------ Exercise input
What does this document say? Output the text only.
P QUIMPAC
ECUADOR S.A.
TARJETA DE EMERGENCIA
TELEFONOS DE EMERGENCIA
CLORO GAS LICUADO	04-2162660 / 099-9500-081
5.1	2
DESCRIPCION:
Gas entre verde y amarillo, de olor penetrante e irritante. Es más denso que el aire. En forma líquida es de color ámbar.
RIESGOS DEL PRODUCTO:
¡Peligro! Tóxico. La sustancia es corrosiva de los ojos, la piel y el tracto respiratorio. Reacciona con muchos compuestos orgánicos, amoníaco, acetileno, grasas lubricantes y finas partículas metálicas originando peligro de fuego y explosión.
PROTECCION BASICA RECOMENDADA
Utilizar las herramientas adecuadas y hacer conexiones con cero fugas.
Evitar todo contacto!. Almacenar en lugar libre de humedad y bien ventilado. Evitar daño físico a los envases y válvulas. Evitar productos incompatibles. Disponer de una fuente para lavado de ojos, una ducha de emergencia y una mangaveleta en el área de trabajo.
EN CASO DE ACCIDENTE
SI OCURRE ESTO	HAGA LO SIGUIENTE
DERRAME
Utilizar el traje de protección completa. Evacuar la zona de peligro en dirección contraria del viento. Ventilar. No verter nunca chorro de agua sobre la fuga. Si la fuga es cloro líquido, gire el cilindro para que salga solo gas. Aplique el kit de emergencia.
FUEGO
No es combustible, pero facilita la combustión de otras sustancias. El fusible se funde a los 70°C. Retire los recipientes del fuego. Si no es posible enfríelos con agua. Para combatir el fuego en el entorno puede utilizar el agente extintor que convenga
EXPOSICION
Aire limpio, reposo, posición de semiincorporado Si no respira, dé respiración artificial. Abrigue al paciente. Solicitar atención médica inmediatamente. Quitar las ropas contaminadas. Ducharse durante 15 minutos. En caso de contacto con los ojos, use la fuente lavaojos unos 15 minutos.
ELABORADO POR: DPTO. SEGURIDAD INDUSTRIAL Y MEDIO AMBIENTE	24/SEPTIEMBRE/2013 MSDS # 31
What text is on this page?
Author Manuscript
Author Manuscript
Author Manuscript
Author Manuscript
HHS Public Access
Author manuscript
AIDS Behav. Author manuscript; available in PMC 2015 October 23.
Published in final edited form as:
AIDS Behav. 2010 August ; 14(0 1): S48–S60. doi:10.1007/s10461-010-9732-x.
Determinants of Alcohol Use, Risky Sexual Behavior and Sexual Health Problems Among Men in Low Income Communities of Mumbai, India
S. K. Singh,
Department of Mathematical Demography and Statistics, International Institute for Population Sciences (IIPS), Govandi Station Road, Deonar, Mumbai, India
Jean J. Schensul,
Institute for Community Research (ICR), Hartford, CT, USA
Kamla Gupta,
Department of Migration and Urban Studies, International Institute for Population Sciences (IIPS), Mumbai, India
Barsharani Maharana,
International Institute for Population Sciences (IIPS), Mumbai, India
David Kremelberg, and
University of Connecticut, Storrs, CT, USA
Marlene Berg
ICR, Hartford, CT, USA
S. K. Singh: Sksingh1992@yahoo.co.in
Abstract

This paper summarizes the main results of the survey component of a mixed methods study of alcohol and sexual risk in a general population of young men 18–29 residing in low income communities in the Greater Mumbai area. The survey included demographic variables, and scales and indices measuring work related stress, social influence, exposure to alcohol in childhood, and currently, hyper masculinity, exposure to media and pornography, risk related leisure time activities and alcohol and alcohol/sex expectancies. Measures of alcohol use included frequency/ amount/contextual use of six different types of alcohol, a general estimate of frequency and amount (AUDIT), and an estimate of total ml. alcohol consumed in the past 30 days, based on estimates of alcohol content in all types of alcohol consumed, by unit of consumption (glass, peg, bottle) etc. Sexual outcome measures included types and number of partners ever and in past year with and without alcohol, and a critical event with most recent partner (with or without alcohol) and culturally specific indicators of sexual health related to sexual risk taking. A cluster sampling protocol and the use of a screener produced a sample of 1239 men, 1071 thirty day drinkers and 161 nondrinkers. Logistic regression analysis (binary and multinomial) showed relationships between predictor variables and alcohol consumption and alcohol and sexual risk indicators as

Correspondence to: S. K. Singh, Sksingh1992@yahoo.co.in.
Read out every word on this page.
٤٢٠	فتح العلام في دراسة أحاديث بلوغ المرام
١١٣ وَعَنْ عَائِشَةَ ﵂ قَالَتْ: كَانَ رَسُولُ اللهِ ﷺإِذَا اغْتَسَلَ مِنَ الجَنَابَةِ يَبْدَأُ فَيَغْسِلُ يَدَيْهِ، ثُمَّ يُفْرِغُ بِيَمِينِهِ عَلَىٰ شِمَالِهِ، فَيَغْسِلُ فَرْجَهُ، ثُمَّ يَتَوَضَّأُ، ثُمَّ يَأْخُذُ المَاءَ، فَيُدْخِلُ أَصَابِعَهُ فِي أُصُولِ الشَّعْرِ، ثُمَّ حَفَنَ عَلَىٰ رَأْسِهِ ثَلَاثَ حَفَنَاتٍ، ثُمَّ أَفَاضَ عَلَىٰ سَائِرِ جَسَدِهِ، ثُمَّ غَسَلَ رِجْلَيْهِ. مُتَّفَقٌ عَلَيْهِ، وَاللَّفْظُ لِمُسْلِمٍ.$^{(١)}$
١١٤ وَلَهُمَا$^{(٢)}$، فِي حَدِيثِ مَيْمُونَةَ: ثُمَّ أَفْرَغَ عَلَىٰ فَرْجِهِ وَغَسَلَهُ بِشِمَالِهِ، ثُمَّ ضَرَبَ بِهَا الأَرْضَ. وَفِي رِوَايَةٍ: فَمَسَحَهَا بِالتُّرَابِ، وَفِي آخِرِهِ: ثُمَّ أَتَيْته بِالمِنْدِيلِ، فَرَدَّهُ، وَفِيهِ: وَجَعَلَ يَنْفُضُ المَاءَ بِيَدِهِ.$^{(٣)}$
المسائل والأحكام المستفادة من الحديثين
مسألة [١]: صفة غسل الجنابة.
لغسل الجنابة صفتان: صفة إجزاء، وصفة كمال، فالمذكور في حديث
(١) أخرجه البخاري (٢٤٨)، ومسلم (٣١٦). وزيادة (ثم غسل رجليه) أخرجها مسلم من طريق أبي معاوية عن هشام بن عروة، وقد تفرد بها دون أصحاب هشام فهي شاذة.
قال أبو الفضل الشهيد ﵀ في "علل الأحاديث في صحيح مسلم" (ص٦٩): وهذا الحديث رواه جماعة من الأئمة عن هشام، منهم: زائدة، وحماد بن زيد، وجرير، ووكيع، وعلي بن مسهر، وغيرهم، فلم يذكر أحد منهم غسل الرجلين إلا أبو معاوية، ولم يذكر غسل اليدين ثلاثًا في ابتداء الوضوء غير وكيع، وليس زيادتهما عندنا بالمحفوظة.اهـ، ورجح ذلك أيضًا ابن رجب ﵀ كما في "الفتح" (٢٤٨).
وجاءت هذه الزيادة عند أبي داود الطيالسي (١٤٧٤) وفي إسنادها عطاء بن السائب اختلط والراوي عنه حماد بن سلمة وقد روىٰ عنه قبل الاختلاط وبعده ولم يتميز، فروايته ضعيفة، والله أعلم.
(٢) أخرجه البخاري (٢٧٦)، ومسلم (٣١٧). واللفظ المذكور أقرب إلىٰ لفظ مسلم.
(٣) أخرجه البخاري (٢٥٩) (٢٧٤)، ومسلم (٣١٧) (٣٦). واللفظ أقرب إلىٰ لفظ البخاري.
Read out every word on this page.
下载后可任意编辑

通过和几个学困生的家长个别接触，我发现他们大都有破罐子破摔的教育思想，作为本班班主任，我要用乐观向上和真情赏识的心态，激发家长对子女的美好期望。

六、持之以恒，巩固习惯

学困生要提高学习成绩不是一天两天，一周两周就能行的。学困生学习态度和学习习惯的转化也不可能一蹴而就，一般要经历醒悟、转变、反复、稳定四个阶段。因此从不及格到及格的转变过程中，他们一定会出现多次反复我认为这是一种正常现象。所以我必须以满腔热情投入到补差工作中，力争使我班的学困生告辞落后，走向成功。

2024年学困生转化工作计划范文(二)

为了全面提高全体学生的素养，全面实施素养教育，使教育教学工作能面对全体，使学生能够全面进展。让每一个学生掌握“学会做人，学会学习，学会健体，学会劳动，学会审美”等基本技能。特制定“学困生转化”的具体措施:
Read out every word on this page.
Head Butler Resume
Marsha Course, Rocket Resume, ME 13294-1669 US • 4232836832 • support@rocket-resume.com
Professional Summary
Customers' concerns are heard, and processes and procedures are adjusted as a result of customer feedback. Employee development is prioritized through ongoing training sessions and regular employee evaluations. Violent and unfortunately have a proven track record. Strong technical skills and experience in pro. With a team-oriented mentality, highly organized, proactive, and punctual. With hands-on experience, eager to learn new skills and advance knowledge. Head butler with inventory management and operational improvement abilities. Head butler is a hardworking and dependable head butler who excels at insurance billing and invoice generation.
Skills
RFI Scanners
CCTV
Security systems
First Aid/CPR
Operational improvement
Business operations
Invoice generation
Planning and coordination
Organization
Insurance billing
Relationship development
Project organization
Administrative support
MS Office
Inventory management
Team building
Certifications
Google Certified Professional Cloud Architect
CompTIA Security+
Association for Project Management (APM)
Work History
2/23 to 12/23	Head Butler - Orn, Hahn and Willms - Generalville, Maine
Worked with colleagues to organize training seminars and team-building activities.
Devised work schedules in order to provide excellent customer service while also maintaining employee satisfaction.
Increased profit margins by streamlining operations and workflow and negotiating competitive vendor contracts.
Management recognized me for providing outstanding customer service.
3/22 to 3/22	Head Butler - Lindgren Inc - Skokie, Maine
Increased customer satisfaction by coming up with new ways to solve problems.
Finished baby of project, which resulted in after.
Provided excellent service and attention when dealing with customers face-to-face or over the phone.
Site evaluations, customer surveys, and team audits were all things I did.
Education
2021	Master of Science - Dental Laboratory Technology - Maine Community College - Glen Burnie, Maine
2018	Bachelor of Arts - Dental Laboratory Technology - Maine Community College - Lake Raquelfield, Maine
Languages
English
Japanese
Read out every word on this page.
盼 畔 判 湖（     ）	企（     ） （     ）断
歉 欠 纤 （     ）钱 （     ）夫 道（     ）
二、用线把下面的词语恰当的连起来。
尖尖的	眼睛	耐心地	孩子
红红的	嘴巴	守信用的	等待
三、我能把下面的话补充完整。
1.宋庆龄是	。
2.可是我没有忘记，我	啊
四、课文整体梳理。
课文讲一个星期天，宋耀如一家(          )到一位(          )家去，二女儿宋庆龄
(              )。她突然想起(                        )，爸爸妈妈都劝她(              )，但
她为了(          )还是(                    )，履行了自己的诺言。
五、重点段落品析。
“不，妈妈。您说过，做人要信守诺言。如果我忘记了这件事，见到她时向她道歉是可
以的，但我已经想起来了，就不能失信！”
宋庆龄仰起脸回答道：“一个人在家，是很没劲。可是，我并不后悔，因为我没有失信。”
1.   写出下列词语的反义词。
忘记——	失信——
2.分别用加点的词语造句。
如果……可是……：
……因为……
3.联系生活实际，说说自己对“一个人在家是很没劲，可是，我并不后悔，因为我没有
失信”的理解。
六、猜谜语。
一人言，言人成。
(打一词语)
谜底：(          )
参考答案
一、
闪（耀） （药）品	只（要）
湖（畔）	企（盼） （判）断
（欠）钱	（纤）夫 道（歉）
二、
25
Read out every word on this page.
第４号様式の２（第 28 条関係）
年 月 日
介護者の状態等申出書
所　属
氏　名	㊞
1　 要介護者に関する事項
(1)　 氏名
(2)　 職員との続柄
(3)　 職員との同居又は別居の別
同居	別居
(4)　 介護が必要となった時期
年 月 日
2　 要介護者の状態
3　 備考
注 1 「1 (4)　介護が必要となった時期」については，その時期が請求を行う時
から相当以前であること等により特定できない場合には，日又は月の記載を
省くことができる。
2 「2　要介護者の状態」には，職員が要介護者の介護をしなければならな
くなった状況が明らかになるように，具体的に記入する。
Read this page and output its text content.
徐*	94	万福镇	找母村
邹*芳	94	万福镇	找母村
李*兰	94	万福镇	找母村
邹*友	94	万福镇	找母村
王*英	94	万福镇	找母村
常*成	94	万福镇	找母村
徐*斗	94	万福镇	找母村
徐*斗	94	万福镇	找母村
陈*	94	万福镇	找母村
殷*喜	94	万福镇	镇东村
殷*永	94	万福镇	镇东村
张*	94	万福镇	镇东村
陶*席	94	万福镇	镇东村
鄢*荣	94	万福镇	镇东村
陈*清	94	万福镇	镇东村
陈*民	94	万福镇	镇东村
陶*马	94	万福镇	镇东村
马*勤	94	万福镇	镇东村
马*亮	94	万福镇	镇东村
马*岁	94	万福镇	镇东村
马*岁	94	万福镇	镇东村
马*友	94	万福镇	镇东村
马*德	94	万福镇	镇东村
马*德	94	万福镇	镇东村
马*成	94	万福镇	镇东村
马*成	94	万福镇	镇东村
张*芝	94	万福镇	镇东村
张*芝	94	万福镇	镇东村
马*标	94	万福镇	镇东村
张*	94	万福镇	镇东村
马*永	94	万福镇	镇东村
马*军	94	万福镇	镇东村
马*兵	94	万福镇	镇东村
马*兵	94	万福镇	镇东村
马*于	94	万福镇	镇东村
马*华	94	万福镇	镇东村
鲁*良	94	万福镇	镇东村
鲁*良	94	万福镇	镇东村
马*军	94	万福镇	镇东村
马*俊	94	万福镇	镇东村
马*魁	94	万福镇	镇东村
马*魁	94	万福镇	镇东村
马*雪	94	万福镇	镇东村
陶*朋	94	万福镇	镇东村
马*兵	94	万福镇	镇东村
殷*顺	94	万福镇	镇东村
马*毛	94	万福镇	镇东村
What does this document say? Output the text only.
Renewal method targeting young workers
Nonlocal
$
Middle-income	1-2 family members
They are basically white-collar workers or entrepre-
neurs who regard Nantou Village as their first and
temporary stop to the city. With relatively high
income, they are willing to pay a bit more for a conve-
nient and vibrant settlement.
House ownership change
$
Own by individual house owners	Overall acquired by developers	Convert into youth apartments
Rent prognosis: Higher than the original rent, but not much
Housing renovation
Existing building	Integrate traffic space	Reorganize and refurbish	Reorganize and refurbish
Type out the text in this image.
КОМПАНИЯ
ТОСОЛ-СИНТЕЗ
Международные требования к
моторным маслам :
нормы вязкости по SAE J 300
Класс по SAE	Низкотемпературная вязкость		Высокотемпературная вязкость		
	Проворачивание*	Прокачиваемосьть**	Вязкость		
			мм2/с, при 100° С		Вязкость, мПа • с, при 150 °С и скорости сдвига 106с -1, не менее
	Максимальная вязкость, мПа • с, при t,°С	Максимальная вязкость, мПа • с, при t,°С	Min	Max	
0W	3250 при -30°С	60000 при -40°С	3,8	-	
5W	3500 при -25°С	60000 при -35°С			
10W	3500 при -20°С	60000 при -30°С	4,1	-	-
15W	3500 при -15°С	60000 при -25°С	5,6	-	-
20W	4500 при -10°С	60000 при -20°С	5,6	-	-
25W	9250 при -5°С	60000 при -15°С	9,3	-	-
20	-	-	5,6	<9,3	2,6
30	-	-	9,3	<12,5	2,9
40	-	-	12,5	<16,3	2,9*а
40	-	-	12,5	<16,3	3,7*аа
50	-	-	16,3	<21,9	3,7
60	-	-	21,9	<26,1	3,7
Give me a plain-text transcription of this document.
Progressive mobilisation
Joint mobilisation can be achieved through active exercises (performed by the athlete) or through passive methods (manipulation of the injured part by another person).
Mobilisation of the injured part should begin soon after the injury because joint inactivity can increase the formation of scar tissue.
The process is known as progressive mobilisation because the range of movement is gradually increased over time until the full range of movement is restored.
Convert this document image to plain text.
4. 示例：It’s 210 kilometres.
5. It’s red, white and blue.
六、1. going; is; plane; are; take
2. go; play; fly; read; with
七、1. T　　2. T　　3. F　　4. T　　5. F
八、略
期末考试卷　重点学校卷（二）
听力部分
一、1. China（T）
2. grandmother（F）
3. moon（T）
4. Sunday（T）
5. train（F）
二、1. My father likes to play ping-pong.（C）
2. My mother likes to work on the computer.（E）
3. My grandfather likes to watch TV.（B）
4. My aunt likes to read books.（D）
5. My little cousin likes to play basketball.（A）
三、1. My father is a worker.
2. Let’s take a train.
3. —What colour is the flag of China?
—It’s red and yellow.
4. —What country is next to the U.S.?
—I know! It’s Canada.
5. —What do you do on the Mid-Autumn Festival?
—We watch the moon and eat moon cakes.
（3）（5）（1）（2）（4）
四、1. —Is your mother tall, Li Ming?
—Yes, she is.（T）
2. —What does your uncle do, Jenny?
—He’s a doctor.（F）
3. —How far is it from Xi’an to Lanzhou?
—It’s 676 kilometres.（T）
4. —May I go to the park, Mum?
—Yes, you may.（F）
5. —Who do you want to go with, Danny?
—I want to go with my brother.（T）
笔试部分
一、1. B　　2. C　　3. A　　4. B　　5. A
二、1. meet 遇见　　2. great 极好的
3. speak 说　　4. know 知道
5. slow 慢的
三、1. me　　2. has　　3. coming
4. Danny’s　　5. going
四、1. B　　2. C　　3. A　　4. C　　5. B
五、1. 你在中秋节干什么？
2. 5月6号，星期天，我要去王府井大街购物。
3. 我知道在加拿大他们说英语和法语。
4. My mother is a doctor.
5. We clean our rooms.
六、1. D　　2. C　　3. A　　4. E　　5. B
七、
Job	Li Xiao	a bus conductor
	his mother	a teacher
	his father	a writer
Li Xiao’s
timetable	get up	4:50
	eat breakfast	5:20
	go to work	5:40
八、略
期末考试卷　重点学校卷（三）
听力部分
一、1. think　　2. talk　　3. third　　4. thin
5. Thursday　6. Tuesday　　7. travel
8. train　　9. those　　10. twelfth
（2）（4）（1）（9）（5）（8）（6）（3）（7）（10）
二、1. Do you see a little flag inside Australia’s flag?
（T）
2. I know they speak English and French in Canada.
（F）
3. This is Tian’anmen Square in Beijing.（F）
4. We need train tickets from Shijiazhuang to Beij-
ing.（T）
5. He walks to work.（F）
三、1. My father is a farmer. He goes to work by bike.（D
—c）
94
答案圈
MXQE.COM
------------
Give only the number of lines in the preceding material that contain the string "take".

**Final answer**
2